• **Your task**
For each line below that contains the string "Переяславської", copy that line.

• **Material provided**
******************************

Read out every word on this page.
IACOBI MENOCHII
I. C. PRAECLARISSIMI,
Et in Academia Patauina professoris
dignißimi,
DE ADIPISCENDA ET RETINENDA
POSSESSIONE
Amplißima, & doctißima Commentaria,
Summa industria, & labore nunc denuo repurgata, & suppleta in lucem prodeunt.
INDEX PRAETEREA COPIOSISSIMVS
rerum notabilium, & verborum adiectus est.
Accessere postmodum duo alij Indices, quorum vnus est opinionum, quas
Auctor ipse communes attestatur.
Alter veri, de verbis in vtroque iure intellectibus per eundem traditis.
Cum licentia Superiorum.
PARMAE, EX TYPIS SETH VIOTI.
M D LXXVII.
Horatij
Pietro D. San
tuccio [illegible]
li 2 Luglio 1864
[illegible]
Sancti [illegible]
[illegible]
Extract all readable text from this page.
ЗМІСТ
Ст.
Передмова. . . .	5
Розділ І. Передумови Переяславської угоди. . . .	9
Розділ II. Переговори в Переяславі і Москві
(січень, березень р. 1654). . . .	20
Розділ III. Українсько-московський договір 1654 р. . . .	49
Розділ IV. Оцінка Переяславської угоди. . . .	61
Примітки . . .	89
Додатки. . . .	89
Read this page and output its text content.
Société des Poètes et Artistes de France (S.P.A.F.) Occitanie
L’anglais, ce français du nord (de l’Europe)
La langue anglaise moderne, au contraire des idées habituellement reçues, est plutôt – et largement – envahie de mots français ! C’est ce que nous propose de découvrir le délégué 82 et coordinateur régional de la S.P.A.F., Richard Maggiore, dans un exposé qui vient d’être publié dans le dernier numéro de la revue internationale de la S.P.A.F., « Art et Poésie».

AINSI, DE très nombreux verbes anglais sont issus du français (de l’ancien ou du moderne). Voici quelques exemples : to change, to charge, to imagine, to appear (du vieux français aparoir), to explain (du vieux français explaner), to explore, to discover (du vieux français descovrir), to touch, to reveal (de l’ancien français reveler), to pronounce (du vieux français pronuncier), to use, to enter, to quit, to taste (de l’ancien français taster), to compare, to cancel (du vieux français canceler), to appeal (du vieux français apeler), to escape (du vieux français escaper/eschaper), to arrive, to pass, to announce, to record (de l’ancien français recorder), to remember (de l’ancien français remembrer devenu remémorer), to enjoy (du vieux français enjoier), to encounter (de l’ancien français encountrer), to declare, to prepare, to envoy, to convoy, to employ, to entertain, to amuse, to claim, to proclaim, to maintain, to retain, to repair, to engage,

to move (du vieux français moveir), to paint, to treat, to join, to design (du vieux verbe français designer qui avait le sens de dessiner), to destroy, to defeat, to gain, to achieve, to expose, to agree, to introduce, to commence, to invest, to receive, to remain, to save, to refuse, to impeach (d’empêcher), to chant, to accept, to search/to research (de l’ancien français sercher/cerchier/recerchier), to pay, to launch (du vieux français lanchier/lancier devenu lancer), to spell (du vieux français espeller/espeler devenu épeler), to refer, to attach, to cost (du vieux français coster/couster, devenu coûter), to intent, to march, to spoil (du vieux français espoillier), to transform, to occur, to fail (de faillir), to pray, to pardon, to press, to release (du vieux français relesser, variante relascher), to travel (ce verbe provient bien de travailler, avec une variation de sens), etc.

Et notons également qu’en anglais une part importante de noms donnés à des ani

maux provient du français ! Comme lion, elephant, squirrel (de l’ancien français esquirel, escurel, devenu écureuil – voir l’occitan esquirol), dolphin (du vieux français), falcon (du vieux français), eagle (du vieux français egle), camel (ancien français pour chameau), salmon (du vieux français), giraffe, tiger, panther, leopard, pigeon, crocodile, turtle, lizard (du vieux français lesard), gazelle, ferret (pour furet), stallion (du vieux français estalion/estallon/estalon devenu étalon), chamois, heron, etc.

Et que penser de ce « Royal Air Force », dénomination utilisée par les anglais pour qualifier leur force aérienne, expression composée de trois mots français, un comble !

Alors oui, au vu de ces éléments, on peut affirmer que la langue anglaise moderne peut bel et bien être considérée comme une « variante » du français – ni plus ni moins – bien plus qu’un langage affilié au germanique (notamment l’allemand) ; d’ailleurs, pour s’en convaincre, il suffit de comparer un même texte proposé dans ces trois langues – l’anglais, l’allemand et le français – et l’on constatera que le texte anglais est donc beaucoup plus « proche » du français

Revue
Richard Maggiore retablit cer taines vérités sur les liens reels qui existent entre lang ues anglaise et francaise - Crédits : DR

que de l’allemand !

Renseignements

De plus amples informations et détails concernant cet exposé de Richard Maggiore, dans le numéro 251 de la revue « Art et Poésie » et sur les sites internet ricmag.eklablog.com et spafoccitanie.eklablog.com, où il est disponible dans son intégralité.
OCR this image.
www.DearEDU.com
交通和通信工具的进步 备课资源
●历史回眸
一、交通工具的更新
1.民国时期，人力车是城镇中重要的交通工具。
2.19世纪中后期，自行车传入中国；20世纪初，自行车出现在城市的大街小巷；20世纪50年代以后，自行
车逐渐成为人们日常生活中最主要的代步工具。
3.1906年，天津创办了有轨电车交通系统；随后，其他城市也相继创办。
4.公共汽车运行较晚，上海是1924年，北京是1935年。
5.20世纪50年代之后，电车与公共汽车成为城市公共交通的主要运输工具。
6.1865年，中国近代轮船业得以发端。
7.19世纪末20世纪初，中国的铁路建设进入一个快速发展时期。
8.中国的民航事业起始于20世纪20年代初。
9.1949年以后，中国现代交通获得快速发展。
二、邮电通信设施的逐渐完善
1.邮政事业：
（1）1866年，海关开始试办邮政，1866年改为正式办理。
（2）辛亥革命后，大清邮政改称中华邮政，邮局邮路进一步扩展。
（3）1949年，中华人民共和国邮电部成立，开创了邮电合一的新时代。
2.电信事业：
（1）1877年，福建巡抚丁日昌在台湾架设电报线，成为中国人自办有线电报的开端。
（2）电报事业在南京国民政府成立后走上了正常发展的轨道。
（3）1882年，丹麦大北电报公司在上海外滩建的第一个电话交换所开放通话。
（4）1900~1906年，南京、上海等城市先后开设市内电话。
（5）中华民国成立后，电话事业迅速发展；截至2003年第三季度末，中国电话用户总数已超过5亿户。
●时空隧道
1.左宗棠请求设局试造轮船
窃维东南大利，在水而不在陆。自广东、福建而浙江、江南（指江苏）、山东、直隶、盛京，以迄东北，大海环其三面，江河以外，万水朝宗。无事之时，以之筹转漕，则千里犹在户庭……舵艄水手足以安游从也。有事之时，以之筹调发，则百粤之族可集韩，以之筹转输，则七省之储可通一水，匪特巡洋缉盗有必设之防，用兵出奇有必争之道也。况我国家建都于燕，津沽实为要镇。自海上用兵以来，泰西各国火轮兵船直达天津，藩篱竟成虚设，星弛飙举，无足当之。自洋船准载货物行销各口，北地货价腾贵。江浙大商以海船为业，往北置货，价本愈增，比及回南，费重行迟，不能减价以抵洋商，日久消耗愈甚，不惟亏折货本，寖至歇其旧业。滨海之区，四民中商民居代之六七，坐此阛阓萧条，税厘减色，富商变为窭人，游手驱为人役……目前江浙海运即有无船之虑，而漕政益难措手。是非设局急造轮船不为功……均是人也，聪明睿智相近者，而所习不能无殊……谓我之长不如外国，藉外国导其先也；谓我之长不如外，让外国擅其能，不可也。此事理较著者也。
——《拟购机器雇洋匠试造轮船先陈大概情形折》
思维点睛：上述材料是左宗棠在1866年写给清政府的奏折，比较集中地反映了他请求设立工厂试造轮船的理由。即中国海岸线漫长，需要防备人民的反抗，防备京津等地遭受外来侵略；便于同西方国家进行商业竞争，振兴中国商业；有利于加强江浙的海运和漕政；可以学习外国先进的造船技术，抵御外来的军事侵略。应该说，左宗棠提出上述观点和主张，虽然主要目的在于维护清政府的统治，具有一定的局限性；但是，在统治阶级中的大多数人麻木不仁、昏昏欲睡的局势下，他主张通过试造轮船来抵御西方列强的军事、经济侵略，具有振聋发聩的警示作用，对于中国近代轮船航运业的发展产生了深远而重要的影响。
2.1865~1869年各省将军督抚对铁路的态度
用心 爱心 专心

******************************

• **Output**
Розділ І. Передумови Переяславської угоди. . . .	9
Розділ IV. Оцінка Переяславської угоди. . . .	61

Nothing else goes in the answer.